PROMPT:
Copy each line of the data below that contains the word "work".

RECORD EXCERPTS:
───
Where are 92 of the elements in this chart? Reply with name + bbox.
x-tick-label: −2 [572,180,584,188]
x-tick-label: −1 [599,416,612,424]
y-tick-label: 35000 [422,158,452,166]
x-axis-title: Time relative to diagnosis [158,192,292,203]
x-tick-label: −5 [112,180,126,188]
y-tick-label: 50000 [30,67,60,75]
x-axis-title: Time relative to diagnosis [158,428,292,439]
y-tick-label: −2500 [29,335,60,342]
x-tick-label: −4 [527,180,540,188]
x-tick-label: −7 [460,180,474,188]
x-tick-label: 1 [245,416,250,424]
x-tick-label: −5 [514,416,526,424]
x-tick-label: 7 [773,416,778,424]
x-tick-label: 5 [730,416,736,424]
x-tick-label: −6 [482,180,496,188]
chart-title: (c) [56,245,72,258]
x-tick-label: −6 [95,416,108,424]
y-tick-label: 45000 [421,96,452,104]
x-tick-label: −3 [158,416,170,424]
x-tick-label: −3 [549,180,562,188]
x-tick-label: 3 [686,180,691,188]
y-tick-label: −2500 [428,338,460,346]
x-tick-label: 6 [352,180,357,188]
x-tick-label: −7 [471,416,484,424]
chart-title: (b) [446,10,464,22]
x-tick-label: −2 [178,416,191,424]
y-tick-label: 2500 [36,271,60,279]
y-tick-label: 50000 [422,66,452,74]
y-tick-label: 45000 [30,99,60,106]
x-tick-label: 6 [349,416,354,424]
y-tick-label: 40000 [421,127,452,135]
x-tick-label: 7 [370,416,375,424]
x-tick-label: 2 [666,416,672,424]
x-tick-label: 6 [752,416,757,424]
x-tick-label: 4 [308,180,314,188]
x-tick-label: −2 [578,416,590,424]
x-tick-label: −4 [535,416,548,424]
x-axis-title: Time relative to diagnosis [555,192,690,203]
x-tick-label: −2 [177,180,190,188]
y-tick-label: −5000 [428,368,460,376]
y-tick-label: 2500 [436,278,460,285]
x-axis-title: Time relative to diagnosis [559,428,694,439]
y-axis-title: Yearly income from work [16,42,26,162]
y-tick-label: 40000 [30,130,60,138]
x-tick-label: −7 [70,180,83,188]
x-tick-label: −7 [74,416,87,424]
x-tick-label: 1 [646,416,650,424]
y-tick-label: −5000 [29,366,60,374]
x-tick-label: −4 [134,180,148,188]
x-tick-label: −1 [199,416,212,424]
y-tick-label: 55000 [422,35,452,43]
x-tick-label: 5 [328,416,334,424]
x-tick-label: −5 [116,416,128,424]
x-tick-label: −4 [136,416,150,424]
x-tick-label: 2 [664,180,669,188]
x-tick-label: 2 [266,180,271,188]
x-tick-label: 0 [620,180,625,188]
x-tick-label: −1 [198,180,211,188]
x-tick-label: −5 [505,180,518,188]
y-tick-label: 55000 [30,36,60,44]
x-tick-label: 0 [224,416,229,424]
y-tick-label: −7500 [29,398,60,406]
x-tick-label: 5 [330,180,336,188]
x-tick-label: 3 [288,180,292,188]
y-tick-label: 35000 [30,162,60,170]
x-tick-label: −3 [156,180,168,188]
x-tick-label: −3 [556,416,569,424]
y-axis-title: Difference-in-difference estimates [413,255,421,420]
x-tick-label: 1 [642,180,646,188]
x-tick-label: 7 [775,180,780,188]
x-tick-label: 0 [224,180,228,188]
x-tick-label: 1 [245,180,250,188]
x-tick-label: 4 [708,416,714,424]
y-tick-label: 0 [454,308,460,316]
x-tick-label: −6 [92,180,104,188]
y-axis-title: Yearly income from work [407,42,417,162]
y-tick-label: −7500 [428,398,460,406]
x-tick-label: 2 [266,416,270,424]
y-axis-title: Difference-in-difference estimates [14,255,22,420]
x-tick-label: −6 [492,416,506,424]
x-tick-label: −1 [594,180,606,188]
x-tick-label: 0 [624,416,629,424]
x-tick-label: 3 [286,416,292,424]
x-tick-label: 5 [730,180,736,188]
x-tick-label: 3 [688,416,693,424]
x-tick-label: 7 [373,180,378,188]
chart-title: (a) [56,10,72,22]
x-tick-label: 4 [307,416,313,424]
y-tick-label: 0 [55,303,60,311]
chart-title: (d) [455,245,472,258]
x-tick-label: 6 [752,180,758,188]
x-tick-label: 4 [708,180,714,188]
───
REPLY:
y-axis-title: Yearly income from work [16,42,26,162]
y-axis-title: Yearly income from work [407,42,417,162]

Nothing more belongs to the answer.